Would you transcribe all of the data exactly, down to the last character?
#### Task input
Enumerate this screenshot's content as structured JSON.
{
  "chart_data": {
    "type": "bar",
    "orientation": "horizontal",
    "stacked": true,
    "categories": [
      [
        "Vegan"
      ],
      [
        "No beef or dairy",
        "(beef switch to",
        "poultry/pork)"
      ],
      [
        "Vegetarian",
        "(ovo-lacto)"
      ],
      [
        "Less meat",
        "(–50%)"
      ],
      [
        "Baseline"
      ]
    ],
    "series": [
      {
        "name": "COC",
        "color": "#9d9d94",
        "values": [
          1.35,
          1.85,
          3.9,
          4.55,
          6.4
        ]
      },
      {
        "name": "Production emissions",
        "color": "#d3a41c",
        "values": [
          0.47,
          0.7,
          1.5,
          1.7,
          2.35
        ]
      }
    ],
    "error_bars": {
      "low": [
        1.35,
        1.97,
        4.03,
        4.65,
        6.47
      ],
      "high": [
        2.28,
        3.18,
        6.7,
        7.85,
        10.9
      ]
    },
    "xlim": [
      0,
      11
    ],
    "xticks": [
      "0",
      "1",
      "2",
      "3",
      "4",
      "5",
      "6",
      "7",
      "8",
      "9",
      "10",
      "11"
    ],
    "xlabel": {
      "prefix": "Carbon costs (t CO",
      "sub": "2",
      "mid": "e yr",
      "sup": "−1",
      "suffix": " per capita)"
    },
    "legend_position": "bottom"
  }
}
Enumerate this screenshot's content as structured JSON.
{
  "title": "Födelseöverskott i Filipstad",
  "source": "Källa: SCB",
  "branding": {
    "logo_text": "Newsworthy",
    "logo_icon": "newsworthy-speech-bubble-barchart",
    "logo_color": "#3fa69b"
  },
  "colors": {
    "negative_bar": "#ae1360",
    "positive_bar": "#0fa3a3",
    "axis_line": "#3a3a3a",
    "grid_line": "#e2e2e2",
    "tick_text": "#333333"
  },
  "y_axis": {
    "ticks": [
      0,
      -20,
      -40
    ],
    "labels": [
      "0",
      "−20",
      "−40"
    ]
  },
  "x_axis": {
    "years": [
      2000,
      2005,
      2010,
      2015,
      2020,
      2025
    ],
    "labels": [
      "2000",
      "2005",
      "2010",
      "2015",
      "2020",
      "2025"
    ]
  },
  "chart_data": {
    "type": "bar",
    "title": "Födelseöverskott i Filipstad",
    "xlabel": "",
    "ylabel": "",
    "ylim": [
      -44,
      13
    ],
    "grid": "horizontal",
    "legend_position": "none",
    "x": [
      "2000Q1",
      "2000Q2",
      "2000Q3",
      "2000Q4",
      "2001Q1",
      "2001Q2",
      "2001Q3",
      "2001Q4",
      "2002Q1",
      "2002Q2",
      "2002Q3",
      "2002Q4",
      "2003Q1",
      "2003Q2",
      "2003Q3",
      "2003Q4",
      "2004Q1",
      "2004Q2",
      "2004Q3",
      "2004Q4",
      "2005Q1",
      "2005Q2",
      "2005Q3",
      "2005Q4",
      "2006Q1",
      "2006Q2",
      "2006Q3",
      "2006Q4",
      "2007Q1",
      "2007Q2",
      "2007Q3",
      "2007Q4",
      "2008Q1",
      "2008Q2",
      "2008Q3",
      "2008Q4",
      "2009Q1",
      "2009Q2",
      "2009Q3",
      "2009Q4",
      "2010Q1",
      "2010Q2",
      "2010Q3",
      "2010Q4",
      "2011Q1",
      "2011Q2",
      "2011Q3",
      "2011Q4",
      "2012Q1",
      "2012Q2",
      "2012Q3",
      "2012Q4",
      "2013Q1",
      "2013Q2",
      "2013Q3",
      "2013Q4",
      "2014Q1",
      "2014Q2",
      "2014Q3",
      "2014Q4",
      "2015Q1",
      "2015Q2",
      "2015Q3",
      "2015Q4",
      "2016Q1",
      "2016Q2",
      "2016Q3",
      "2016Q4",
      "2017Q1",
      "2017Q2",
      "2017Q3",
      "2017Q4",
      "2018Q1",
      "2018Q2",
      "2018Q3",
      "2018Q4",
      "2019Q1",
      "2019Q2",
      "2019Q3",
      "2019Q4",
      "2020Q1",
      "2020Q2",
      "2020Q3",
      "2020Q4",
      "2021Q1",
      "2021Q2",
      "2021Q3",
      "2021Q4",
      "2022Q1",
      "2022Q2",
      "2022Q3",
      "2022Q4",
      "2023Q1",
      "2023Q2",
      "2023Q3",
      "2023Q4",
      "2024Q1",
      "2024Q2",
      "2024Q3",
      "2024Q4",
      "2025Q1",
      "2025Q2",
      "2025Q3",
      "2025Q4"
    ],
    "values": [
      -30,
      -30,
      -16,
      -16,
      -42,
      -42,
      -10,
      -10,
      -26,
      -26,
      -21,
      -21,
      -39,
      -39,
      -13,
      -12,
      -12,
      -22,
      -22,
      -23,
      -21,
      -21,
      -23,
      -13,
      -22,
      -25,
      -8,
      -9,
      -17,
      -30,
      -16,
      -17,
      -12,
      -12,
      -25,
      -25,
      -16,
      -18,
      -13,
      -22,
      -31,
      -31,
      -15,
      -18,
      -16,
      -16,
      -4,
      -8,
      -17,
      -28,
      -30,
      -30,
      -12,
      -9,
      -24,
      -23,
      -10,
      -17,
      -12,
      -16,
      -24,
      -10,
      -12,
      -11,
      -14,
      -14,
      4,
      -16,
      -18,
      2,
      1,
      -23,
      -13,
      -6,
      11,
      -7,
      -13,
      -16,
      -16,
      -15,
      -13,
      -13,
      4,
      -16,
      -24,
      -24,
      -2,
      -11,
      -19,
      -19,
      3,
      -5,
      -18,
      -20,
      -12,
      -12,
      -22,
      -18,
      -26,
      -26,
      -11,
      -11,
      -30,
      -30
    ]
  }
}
########
▸ Full answer
Enumerate this screenshot's content as structured JSON.
{
  "chart_data": {
    "type": "bar",
    "orientation": "horizontal",
    "stacked": true,
    "categories": [
      [
        "Vegan"
      ],
      [
        "No beef or dairy",
        "(beef switch to",
        "poultry/pork)"
      ],
      [
        "Vegetarian",
        "(ovo-lacto)"
      ],
      [
        "Less meat",
        "(–50%)"
      ],
      [
        "Baseline"
      ]
    ],
    "series": [
      {
        "name": "COC",
        "color": "#9d9d94",
        "values": [
          1.35,
          1.85,
          3.9,
          4.55,
          6.4
        ]
      },
      {
        "name": "Production emissions",
        "color": "#d3a41c",
        "values": [
          0.47,
          0.7,
          1.5,
          1.7,
          2.35
        ]
      }
    ],
    "error_bars": {
      "low": [
        1.35,
        1.97,
        4.03,
        4.65,
        6.47
      ],
      "high": [
        2.28,
        3.18,
        6.7,
        7.85,
        10.9
      ]
    },
    "xlim": [
      0,
      11
    ],
    "xticks": [
      "0",
      "1",
      "2",
      "3",
      "4",
      "5",
      "6",
      "7",
      "8",
      "9",
      "10",
      "11"
    ],
    "xlabel": {
      "prefix": "Carbon costs (t CO",
      "sub": "2",
      "mid": "e yr",
      "sup": "−1",
      "suffix": " per capita)"
    },
    "legend_position": "bottom"
  }
}
Enumerate this screenshot's content as structured JSON.
{
  "title": "Födelseöverskott i Filipstad",
  "source": "Källa: SCB",
  "branding": {
    "logo_text": "Newsworthy",
    "logo_icon": "newsworthy-speech-bubble-barchart",
    "logo_color": "#3fa69b"
  },
  "colors": {
    "negative_bar": "#ae1360",
    "positive_bar": "#0fa3a3",
    "axis_line": "#3a3a3a",
    "grid_line": "#e2e2e2",
    "tick_text": "#333333"
  },
  "y_axis": {
    "ticks": [
      0,
      -20,
      -40
    ],
    "labels": [
      "0",
      "−20",
      "−40"
    ]
  },
  "x_axis": {
    "years": [
      2000,
      2005,
      2010,
      2015,
      2020,
      2025
    ],
    "labels": [
      "2000",
      "2005",
      "2010",
      "2015",
      "2020",
      "2025"
    ]
  },
  "chart_data": {
    "type": "bar",
    "title": "Födelseöverskott i Filipstad",
    "xlabel": "",
    "ylabel": "",
    "ylim": [
      -44,
      13
    ],
    "grid": "horizontal",
    "legend_position": "none",
    "x": [
      "2000Q1",
      "2000Q2",
      "2000Q3",
      "2000Q4",
      "2001Q1",
      "2001Q2",
      "2001Q3",
      "2001Q4",
      "2002Q1",
      "2002Q2",
      "2002Q3",
      "2002Q4",
      "2003Q1",
      "2003Q2",
      "2003Q3",
      "2003Q4",
      "2004Q1",
      "2004Q2",
      "2004Q3",
      "2004Q4",
      "2005Q1",
      "2005Q2",
      "2005Q3",
      "2005Q4",
      "2006Q1",
      "2006Q2",
      "2006Q3",
      "2006Q4",
      "2007Q1",
      "2007Q2",
      "2007Q3",
      "2007Q4",
      "2008Q1",
      "2008Q2",
      "2008Q3",
      "2008Q4",
      "2009Q1",
      "2009Q2",
      "2009Q3",
      "2009Q4",
      "2010Q1",
      "2010Q2",
      "2010Q3",
      "2010Q4",
      "2011Q1",
      "2011Q2",
      "2011Q3",
      "2011Q4",
      "2012Q1",
      "2012Q2",
      "2012Q3",
      "2012Q4",
      "2013Q1",
      "2013Q2",
      "2013Q3",
      "2013Q4",
      "2014Q1",
      "2014Q2",
      "2014Q3",
      "2014Q4",
      "2015Q1",
      "2015Q2",
      "2015Q3",
      "2015Q4",
      "2016Q1",
      "2016Q2",
      "2016Q3",
      "2016Q4",
      "2017Q1",
      "2017Q2",
      "2017Q3",
      "2017Q4",
      "2018Q1",
      "2018Q2",
      "2018Q3",
      "2018Q4",
      "2019Q1",
      "2019Q2",
      "2019Q3",
      "2019Q4",
      "2020Q1",
      "2020Q2",
      "2020Q3",
      "2020Q4",
      "2021Q1",
      "2021Q2",
      "2021Q3",
      "2021Q4",
      "2022Q1",
      "2022Q2",
      "2022Q3",
      "2022Q4",
      "2023Q1",
      "2023Q2",
      "2023Q3",
      "2023Q4",
      "2024Q1",
      "2024Q2",
      "2024Q3",
      "2024Q4",
      "2025Q1",
      "2025Q2",
      "2025Q3",
      "2025Q4"
    ],
    "values": [
      -30,
      -30,
      -16,
      -16,
      -42,
      -42,
      -10,
      -10,
      -26,
      -26,
      -21,
      -21,
      -39,
      -39,
      -13,
      -12,
      -12,
      -22,
      -22,
      -23,
      -21,
      -21,
      -23,
      -13,
      -22,
      -25,
      -8,
      -9,
      -17,
      -30,
      -16,
      -17,
      -12,
      -12,
      -25,
      -25,
      -16,
      -18,
      -13,
      -22,
      -31,
      -31,
      -15,
      -18,
      -16,
      -16,
      -4,
      -8,
      -17,
      -28,
      -30,
      -30,
      -12,
      -9,
      -24,
      -23,
      -10,
      -17,
      -12,
      -16,
      -24,
      -10,
      -12,
      -11,
      -14,
      -14,
      4,
      -16,
      -18,
      2,
      1,
      -23,
      -13,
      -6,
      11,
      -7,
      -13,
      -16,
      -16,
      -15,
      -13,
      -13,
      4,
      -16,
      -24,
      -24,
      -2,
      -11,
      -19,
      -19,
      3,
      -5,
      -18,
      -20,
      -12,
      -12,
      -22,
      -18,
      -26,
      -26,
      -11,
      -11,
      -30,
      -30
    ]
  }
}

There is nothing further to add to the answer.